**GEGEBENER TEXT:**
__________________________________________________

# Suchen Leute



## Hugo2000 (9. Januar 2009)

Hey,
ich möchte mit nem Freund auf Arthas (PvP Server) neu anfangen, auf der Seite der Horde. Möchte jemand mit ? Wir machen zusammen dann eine Gilde, und wollen dann vieles zusammen machen.
Schreibt mich einfach mir PN an oder schreibt hier rein.


----------



## Roxen (9. Januar 2009)

bin dabei dabei  


			Dieser Inhalt steht nur eingeloggten Mitgliedern zur Verfügung.
        

 
spiele einen tauren schamanen (Nyrox)


----------



## Hugo2000 (9. Januar 2009)

Ok, einer schonmal. Treffen wir uns alle in OG oder so ? ^^

Edit: Ich heiße Harline und wir treffen uns im Stargebiet der Orcs/Trolle.


----------



## Roxen (9. Januar 2009)

also ich würde sagen das wir alle von anfang an zusammen leveln


----------



## Hugo2000 (9. Januar 2009)

Ok wir treffen uns im Orc Startgebiet und leveln zusammen.


----------



## Roxen (9. Januar 2009)

also im mom sind wir 2 mages und 1 schamane am besten wäre noch nen tank


----------



## Lisutari (9. Januar 2009)

tut mir leid, aber es wrude schon oft genug bewiesen das das nicht funktioniert wenn man sich hier sucht


----------



## Hugo2000 (9. Januar 2009)

Achso, wenn du meinst naja wir 3 lachen uns gerade derbest im TS ab, später in der Gilde wird das bestimtm noch lustiger, aber egal....

__________________________________________________

**ZU NUTZENDE AUFLISTUNG:**
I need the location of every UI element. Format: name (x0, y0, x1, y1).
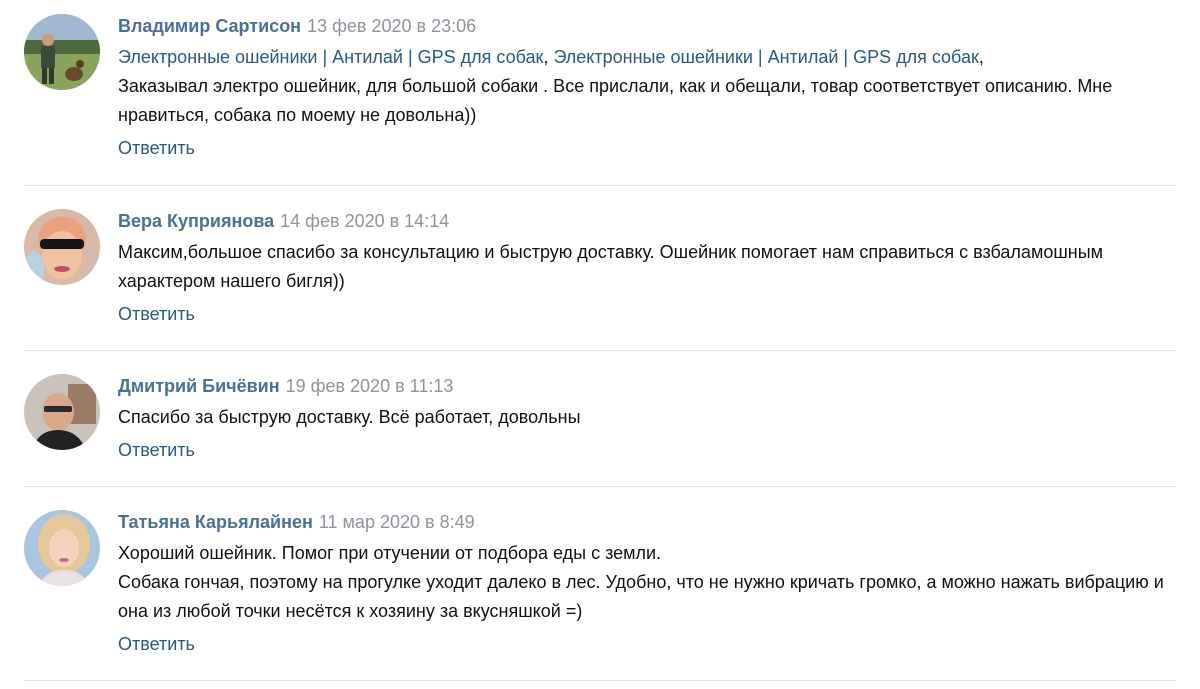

__________________________________________________

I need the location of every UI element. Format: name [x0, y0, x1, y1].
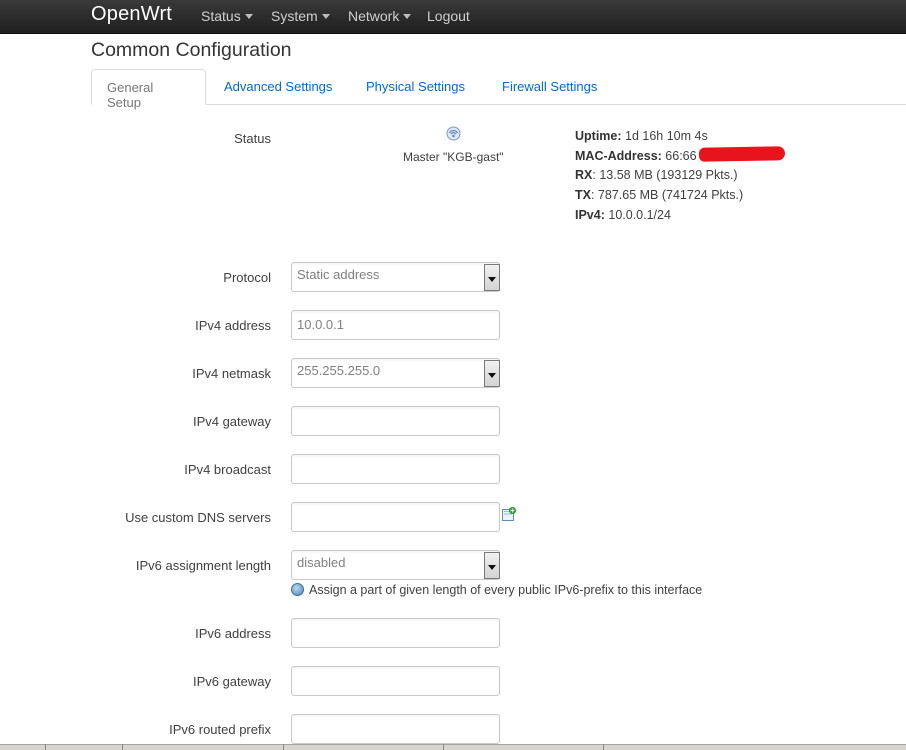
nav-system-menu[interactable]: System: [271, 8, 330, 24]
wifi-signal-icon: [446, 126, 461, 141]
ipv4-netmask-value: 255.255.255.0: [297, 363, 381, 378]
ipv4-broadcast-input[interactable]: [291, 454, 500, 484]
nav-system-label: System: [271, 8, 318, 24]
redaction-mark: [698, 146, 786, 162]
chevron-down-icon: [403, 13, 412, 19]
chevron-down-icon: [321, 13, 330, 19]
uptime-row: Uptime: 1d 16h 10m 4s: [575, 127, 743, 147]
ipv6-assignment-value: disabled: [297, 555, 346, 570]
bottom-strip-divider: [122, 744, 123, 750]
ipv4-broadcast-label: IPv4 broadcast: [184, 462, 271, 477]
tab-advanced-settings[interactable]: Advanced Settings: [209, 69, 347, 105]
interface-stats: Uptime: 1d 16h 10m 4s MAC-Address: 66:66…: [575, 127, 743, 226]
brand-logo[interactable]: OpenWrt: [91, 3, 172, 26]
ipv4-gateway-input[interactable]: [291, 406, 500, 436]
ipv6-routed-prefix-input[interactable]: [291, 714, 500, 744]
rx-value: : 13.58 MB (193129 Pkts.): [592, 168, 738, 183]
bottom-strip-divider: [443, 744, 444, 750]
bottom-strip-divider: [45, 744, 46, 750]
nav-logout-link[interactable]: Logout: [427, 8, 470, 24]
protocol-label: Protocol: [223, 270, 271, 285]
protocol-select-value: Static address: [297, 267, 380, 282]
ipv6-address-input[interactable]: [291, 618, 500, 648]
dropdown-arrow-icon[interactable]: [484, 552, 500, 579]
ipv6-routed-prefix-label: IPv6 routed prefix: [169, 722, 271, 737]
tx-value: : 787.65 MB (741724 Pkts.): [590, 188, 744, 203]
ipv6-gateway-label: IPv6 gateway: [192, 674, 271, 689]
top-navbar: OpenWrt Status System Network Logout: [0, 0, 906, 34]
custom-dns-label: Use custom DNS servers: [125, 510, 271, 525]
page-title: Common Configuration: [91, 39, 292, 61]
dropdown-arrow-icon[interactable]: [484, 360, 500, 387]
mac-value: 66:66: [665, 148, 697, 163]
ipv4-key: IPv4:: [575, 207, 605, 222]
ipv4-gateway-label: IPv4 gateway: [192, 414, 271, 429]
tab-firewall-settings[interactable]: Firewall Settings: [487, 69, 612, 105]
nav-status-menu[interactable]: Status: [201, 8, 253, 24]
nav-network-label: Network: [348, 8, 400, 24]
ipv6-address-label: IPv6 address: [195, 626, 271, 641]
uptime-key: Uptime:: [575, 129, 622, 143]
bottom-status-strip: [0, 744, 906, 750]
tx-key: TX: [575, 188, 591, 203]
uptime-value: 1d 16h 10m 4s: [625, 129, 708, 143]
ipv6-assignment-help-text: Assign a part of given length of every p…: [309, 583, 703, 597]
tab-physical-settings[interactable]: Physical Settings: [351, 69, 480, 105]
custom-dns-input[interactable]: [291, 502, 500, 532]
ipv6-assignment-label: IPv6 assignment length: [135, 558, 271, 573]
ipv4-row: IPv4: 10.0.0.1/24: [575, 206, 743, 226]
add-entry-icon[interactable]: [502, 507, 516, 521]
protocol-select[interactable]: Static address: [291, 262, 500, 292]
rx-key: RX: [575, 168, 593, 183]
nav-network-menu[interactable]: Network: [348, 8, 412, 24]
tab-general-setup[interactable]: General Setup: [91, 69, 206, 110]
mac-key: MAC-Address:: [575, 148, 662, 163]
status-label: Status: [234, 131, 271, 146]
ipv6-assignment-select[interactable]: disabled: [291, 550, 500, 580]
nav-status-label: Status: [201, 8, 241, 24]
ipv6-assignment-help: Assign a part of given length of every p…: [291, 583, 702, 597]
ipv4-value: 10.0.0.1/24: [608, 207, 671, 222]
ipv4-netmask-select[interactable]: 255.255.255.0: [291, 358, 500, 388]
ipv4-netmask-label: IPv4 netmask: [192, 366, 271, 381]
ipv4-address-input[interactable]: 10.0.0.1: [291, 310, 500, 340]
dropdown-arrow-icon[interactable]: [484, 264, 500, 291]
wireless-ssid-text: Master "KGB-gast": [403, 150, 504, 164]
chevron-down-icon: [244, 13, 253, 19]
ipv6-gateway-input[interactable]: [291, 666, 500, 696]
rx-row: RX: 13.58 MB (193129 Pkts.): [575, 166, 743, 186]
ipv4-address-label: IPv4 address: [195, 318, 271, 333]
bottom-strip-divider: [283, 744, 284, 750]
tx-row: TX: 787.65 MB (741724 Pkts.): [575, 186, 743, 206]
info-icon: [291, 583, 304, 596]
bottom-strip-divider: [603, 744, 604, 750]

__________________________________________________

**AUFGABEN:**
**A.** Auf welchem Server und auf welcher Seite will Hugo2000 laut dem Forenthread mit einem Freund neu anfangen?
**B.** Schreib die Zeilen der Auflistung noch einmal ab, beginnend bei der Zeile mit „y0, x1, y1].“ und endend nach der Zeile mit „interface-stats: Uptime: 1d“. Lass die Bilder dabei weg.

**ANTWORTEN:**
**A.** Auf Arthas, einem PvP-Server, auf der Seite der Horde.

**B.**
I need the location of every UI element. Format: name [x0, y0, x1, y1].
nav-system-menu[interactable]: System: [271, 8, 330, 24]
wifi-signal-icon: [446, 126, 461, 141]
ipv4-netmask-value: 255.255.255.0: [297, 363, 381, 378]
ipv4-broadcast-input[interactable]: [291, 454, 500, 484]
nav-system-label: System: [271, 8, 318, 24]
redaction-mark: [698, 146, 786, 162]
chevron-down-icon: [403, 13, 412, 19]
chevron-down-icon: [321, 13, 330, 19]
uptime-row: Uptime: 1d 16h 10m 4s: [575, 127, 743, 147]
ipv6-assignment-value: disabled: [297, 555, 346, 570]
bottom-strip-divider: [122, 744, 123, 750]
ipv4-broadcast-label: IPv4 broadcast: [184, 462, 271, 477]
tab-advanced-settings[interactable]: Advanced Settings: [209, 69, 347, 105]
interface-stats: Uptime: 1d 16h 10m 4s MAC-Address: 66:66…: [575, 127, 743, 226]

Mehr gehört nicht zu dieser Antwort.